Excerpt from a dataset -
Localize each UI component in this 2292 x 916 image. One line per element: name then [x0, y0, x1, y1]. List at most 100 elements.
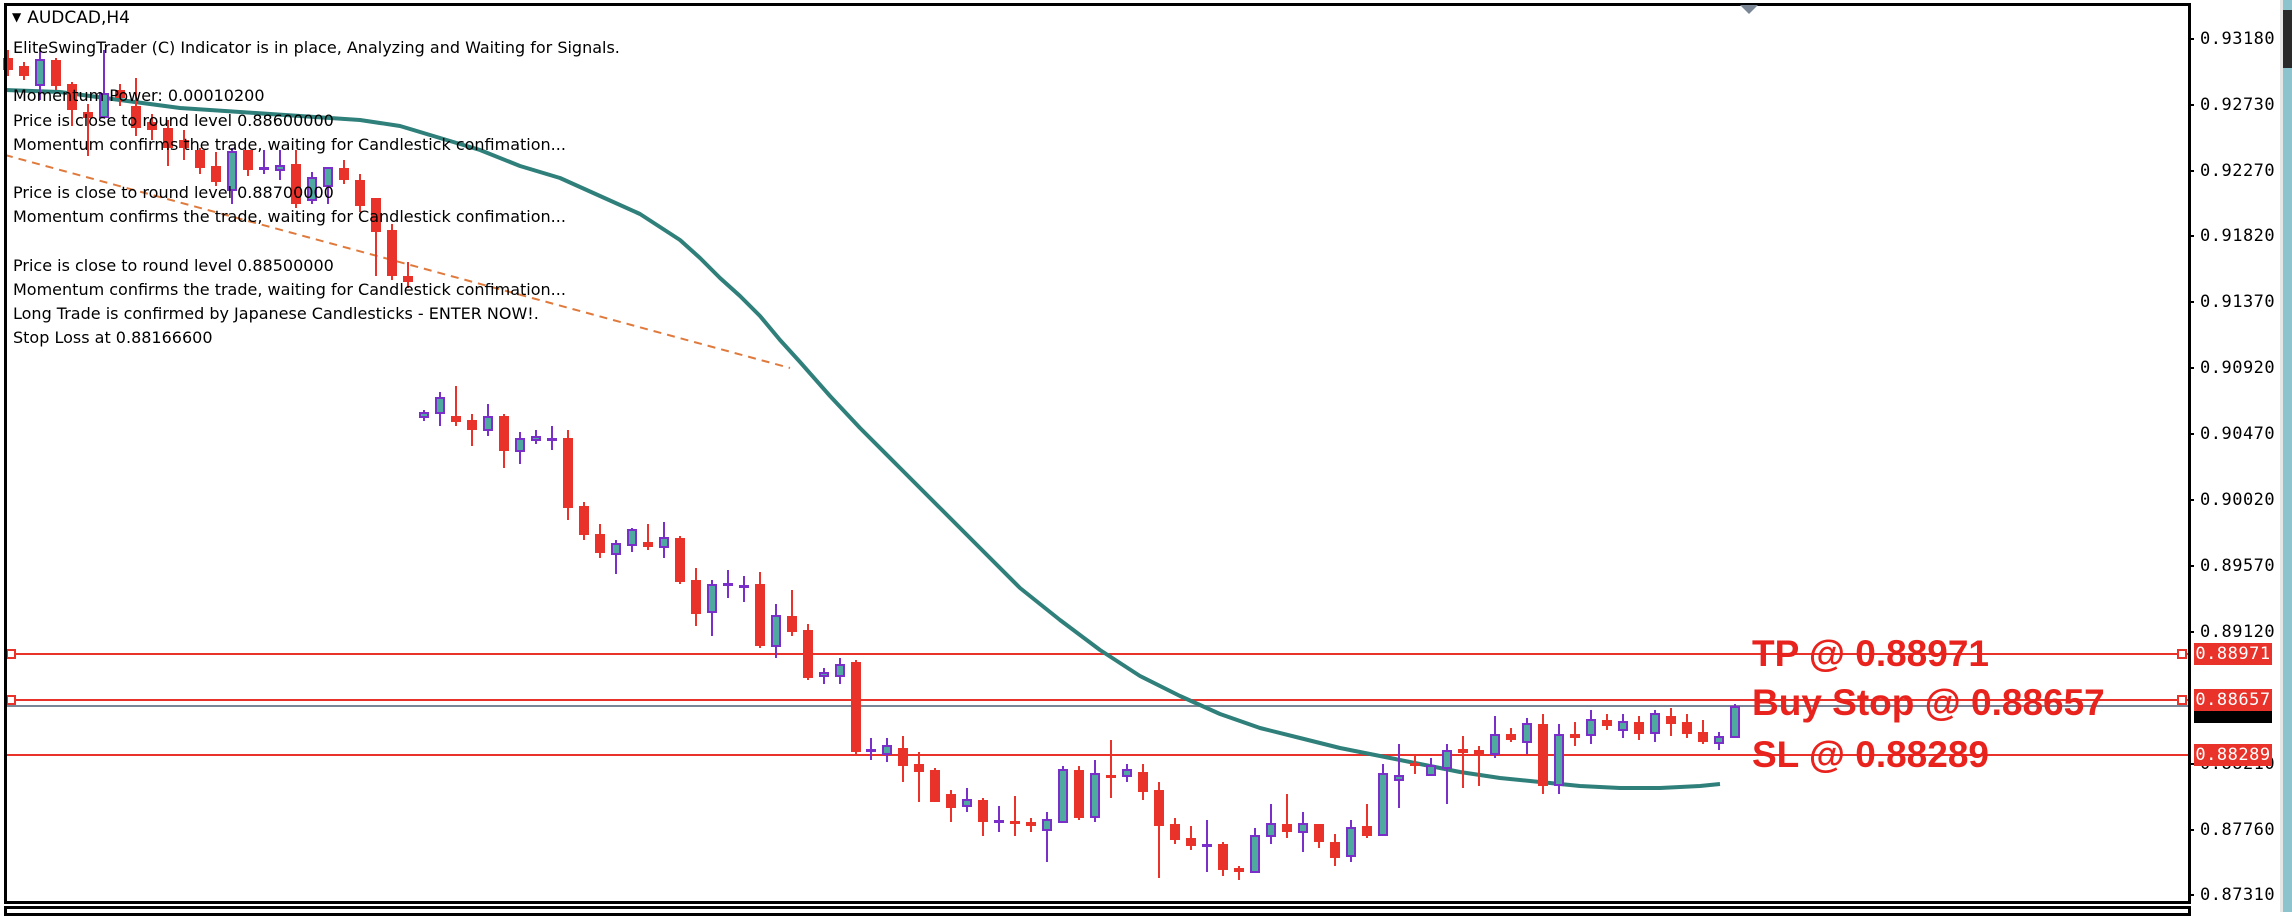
candle-body-bear [930, 770, 940, 802]
buy-stop-price-tag: 0.88657 [2194, 689, 2272, 711]
candle-body-bear [946, 794, 956, 808]
candle-doji [1106, 775, 1116, 778]
axis-tick-label: 0.91370 [2200, 292, 2276, 312]
candle-body-bear [195, 150, 205, 168]
candle-body-bull [1442, 750, 1452, 769]
candle-body-bear [499, 416, 509, 451]
candle-body-bull [1522, 723, 1532, 743]
candle-body-bear [851, 662, 861, 752]
candle-body-bear [595, 534, 605, 553]
candle-body-bear [1602, 720, 1612, 726]
candle-body-bull [1618, 721, 1628, 731]
candle-body-bull [835, 664, 845, 677]
symbol-label: AUDCAD,H4 [27, 8, 130, 28]
candle-body-bear [691, 580, 701, 614]
candle-body-bear [131, 106, 141, 128]
candle-body-bull [1554, 734, 1564, 786]
candle-body-bear [675, 538, 685, 582]
candle-body-bull [1730, 706, 1740, 738]
candle-body-bull [483, 416, 493, 431]
indicator-comment-line: Momentum confirms the trade, waiting for… [13, 134, 566, 154]
candle-doji [1410, 763, 1420, 766]
candle-body-bull [307, 177, 317, 201]
candle-body-bear [1362, 826, 1372, 836]
indicator-comment-line: Long Trade is confirmed by Japanese Cand… [13, 304, 539, 324]
candle-body-bear [243, 150, 253, 170]
level-handle-left [6, 695, 16, 705]
candle-body-bear [339, 168, 349, 180]
candle-body-bull [35, 59, 45, 86]
candle-body-bear [291, 164, 301, 204]
candle-body-bull [962, 799, 972, 807]
level-handle-left [6, 649, 16, 659]
symbol-title[interactable]: ▼ AUDCAD,H4 [12, 8, 130, 28]
dropdown-triangle-icon[interactable]: ▼ [12, 10, 22, 24]
candle-body-bear [115, 90, 125, 98]
candle-body-bear [1458, 749, 1468, 753]
candle-body-bull [1090, 773, 1100, 818]
level-handle-right [2177, 649, 2187, 659]
indicator-comment-line: EliteSwingTrader (C) Indicator is in pla… [13, 38, 620, 57]
candle-body-bull [882, 745, 892, 755]
candle-body-bull [1250, 835, 1260, 873]
candle-body-bull [627, 529, 637, 546]
indicator-comment-line: Price is close to round level 0.88700000 [13, 183, 334, 203]
axis-tick-label: 0.90920 [2200, 358, 2276, 378]
indicator-comment-line: Stop Loss at 0.88166600 [13, 328, 213, 348]
tp-label: TP @ 0.88971 [1752, 633, 1989, 674]
candle-body-bull [1122, 769, 1132, 777]
axis-tick-label: 0.89570 [2200, 556, 2276, 576]
candle-body-bull [1058, 769, 1068, 823]
candle-body-bear [1218, 844, 1228, 870]
sl-price-tag: 0.88289 [2194, 744, 2272, 766]
chart-shift-marker-icon[interactable] [1740, 5, 1758, 14]
candle-body-bear [1698, 732, 1708, 742]
candle-body-bull [1266, 823, 1276, 837]
candle-body-bear [451, 416, 461, 422]
axis-tick-label: 0.91820 [2200, 226, 2276, 246]
candle-body-bear [1682, 722, 1692, 734]
candle-body-bull [435, 397, 445, 414]
axis-tick-label: 0.92730 [2200, 95, 2276, 115]
candle-body-bull [227, 151, 237, 191]
axis-tick-label: 0.87760 [2200, 820, 2276, 840]
candle-doji [259, 167, 269, 170]
candle-body-bear [51, 60, 61, 86]
candle-body-bear [1330, 842, 1340, 858]
candle-body-bear [1666, 716, 1676, 724]
candle-body-bear [803, 630, 813, 678]
candle-body-bull [1650, 713, 1660, 734]
indicator-comment-line: Momentum confirms the trade, waiting for… [13, 279, 566, 299]
candle-body-bull [1714, 736, 1724, 744]
candle-doji [1202, 844, 1212, 847]
candle-body-bull [1490, 734, 1500, 755]
axis-tick-label: 0.92270 [2200, 161, 2276, 181]
axis-tick-label: 0.90470 [2200, 424, 2276, 444]
candle-body-bull [99, 93, 109, 118]
candle-body-bull [419, 412, 429, 418]
candle-body-bear [1474, 750, 1484, 754]
candle-body-bull [1586, 719, 1596, 736]
candle-body-bear [19, 66, 29, 76]
axis-tick-label: 0.87310 [2200, 885, 2276, 905]
lower-panel-border [4, 906, 2191, 916]
indicator-comment-line [13, 157, 620, 181]
candle-body-bear [1186, 838, 1196, 846]
candle-body-bear [563, 438, 573, 508]
candle-doji [547, 438, 557, 441]
candle-body-bear [787, 616, 797, 632]
candle-doji [866, 749, 876, 752]
candle-body-bear [898, 748, 908, 766]
buy-stop-label: Buy Stop @ 0.88657 [1752, 682, 2105, 723]
candle-body-bull [707, 584, 717, 613]
chart-frame [4, 3, 2191, 904]
candle-body-bull [1346, 827, 1356, 857]
candle-body-bull [531, 436, 541, 441]
axis-tick-label: 0.90020 [2200, 490, 2276, 510]
candle-body-bear [387, 230, 397, 276]
candle-body-bear [1282, 824, 1292, 832]
indicator-comment-line: Momentum Power: 0.00010200 [13, 86, 265, 106]
adjacent-window-edge [2280, 0, 2292, 912]
candle-body-bear [371, 198, 381, 232]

Objective - Reproduce verbatim the lines of the items above, starting with the line that contains "candle-body-bear [930, 770, 940, 802]" and going on through the line that contains "candle-body-bull [1554, 734, 1564, 786]", with both of those lines included.

Written solution -
candle-body-bear [930, 770, 940, 802]
buy-stop-price-tag: 0.88657 [2194, 689, 2272, 711]
candle-body-bear [946, 794, 956, 808]
candle-doji [1106, 775, 1116, 778]
axis-tick-label: 0.91370 [2200, 292, 2276, 312]
candle-body-bear [195, 150, 205, 168]
candle-body-bull [1442, 750, 1452, 769]
candle-body-bear [499, 416, 509, 451]
candle-body-bull [1522, 723, 1532, 743]
candle-body-bear [851, 662, 861, 752]
candle-body-bear [595, 534, 605, 553]
candle-body-bear [1602, 720, 1612, 726]
candle-body-bull [1618, 721, 1628, 731]
candle-body-bull [835, 664, 845, 677]
symbol-label: AUDCAD,H4 [27, 8, 130, 28]
candle-body-bear [691, 580, 701, 614]
candle-body-bear [131, 106, 141, 128]
candle-body-bull [1554, 734, 1564, 786]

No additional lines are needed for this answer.